• [Exercise goal]: Go through the listing and copy every line word for word.

• [Given records]:
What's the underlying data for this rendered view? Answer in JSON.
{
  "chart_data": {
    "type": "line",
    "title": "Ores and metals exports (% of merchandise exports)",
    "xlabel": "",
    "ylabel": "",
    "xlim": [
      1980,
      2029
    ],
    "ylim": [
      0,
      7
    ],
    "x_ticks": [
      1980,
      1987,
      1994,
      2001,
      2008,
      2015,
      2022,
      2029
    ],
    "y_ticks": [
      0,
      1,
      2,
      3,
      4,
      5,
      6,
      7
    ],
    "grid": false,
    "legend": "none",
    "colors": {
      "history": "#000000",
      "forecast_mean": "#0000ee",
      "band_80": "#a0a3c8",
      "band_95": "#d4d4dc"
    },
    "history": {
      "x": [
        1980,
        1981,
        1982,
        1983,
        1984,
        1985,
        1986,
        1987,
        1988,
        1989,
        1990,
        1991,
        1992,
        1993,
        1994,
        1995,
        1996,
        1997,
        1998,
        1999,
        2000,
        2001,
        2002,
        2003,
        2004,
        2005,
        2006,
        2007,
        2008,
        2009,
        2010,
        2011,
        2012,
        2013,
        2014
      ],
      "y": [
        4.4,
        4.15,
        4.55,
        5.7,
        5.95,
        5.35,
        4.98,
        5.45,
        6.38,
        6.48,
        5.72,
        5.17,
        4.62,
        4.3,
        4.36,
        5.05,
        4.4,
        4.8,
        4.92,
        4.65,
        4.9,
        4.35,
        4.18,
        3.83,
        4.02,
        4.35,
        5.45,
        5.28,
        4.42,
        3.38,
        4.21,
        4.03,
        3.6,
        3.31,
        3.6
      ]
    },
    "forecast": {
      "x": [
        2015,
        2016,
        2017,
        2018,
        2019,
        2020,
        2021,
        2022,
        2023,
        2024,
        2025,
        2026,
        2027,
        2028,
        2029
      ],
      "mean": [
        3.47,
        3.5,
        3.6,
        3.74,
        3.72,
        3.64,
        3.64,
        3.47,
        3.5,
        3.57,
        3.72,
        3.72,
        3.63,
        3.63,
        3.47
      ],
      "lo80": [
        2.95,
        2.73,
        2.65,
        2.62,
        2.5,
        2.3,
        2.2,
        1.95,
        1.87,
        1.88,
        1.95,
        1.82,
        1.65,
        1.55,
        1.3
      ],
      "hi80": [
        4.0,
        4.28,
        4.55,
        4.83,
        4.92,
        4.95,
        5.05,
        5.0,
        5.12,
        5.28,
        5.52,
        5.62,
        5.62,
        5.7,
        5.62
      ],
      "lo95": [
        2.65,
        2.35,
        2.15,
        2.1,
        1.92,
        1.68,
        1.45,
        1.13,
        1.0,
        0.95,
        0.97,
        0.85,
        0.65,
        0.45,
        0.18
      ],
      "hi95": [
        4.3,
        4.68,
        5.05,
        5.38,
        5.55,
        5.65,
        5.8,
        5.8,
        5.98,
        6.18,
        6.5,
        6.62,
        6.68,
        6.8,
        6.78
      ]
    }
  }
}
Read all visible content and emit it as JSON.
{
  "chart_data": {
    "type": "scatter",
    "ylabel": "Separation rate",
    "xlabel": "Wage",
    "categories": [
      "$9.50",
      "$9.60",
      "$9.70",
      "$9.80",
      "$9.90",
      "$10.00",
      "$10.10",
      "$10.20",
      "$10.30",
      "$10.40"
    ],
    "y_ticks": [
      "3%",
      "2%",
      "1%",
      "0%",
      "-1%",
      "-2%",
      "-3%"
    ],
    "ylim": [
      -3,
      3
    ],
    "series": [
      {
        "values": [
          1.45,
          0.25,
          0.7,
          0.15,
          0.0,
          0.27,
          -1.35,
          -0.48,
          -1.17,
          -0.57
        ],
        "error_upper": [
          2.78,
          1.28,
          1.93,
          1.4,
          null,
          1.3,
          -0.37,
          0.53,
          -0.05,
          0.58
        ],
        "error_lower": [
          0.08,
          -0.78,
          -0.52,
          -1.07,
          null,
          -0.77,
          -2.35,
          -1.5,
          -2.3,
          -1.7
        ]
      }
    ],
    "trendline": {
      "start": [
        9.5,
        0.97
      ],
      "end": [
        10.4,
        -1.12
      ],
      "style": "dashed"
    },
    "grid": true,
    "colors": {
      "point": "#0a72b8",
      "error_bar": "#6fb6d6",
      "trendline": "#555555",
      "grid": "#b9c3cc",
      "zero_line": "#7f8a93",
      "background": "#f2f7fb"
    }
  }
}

• [Worked answer]:
What's the underlying data for this rendered view? Answer in JSON.
{
  "chart_data": {
    "type": "line",
    "title": "Ores and metals exports (% of merchandise exports)",
    "xlabel": "",
    "ylabel": "",
    "xlim": [
      1980,
      2029
    ],
    "ylim": [
      0,
      7
    ],
    "x_ticks": [
      1980,
      1987,
      1994,
      2001,
      2008,
      2015,
      2022,
      2029
    ],
    "y_ticks": [
      0,
      1,
      2,
      3,
      4,
      5,
      6,
      7
    ],
    "grid": false,
    "legend": "none",
    "colors": {
      "history": "#000000",
      "forecast_mean": "#0000ee",
      "band_80": "#a0a3c8",
      "band_95": "#d4d4dc"
    },
    "history": {
      "x": [
        1980,
        1981,
        1982,
        1983,
        1984,
        1985,
        1986,
        1987,
        1988,
        1989,
        1990,
        1991,
        1992,
        1993,
        1994,
        1995,
        1996,
        1997,
        1998,
        1999,
        2000,
        2001,
        2002,
        2003,
        2004,
        2005,
        2006,
        2007,
        2008,
        2009,
        2010,
        2011,
        2012,
        2013,
        2014
      ],
      "y": [
        4.4,
        4.15,
        4.55,
        5.7,
        5.95,
        5.35,
        4.98,
        5.45,
        6.38,
        6.48,
        5.72,
        5.17,
        4.62,
        4.3,
        4.36,
        5.05,
        4.4,
        4.8,
        4.92,
        4.65,
        4.9,
        4.35,
        4.18,
        3.83,
        4.02,
        4.35,
        5.45,
        5.28,
        4.42,
        3.38,
        4.21,
        4.03,
        3.6,
        3.31,
        3.6
      ]
    },
    "forecast": {
      "x": [
        2015,
        2016,
        2017,
        2018,
        2019,
        2020,
        2021,
        2022,
        2023,
        2024,
        2025,
        2026,
        2027,
        2028,
        2029
      ],
      "mean": [
        3.47,
        3.5,
        3.6,
        3.74,
        3.72,
        3.64,
        3.64,
        3.47,
        3.5,
        3.57,
        3.72,
        3.72,
        3.63,
        3.63,
        3.47
      ],
      "lo80": [
        2.95,
        2.73,
        2.65,
        2.62,
        2.5,
        2.3,
        2.2,
        1.95,
        1.87,
        1.88,
        1.95,
        1.82,
        1.65,
        1.55,
        1.3
      ],
      "hi80": [
        4.0,
        4.28,
        4.55,
        4.83,
        4.92,
        4.95,
        5.05,
        5.0,
        5.12,
        5.28,
        5.52,
        5.62,
        5.62,
        5.7,
        5.62
      ],
      "lo95": [
        2.65,
        2.35,
        2.15,
        2.1,
        1.92,
        1.68,
        1.45,
        1.13,
        1.0,
        0.95,
        0.97,
        0.85,
        0.65,
        0.45,
        0.18
      ],
      "hi95": [
        4.3,
        4.68,
        5.05,
        5.38,
        5.55,
        5.65,
        5.8,
        5.8,
        5.98,
        6.18,
        6.5,
        6.62,
        6.68,
        6.8,
        6.78
      ]
    }
  }
}
Read all visible content and emit it as JSON.
{
  "chart_data": {
    "type": "scatter",
    "ylabel": "Separation rate",
    "xlabel": "Wage",
    "categories": [
      "$9.50",
      "$9.60",
      "$9.70",
      "$9.80",
      "$9.90",
      "$10.00",
      "$10.10",
      "$10.20",
      "$10.30",
      "$10.40"
    ],
    "y_ticks": [
      "3%",
      "2%",
      "1%",
      "0%",
      "-1%",
      "-2%",
      "-3%"
    ],
    "ylim": [
      -3,
      3
    ],
    "series": [
      {
        "values": [
          1.45,
          0.25,
          0.7,
          0.15,
          0.0,
          0.27,
          -1.35,
          -0.48,
          -1.17,
          -0.57
        ],
        "error_upper": [
          2.78,
          1.28,
          1.93,
          1.4,
          null,
          1.3,
          -0.37,
          0.53,
          -0.05,
          0.58
        ],
        "error_lower": [
          0.08,
          -0.78,
          -0.52,
          -1.07,
          null,
          -0.77,
          -2.35,
          -1.5,
          -2.3,
          -1.7
        ]
      }
    ],
    "trendline": {
      "start": [
        9.5,
        0.97
      ],
      "end": [
        10.4,
        -1.12
      ],
      "style": "dashed"
    },
    "grid": true,
    "colors": {
      "point": "#0a72b8",
      "error_bar": "#6fb6d6",
      "trendline": "#555555",
      "grid": "#b9c3cc",
      "zero_line": "#7f8a93",
      "background": "#f2f7fb"
    }
  }
}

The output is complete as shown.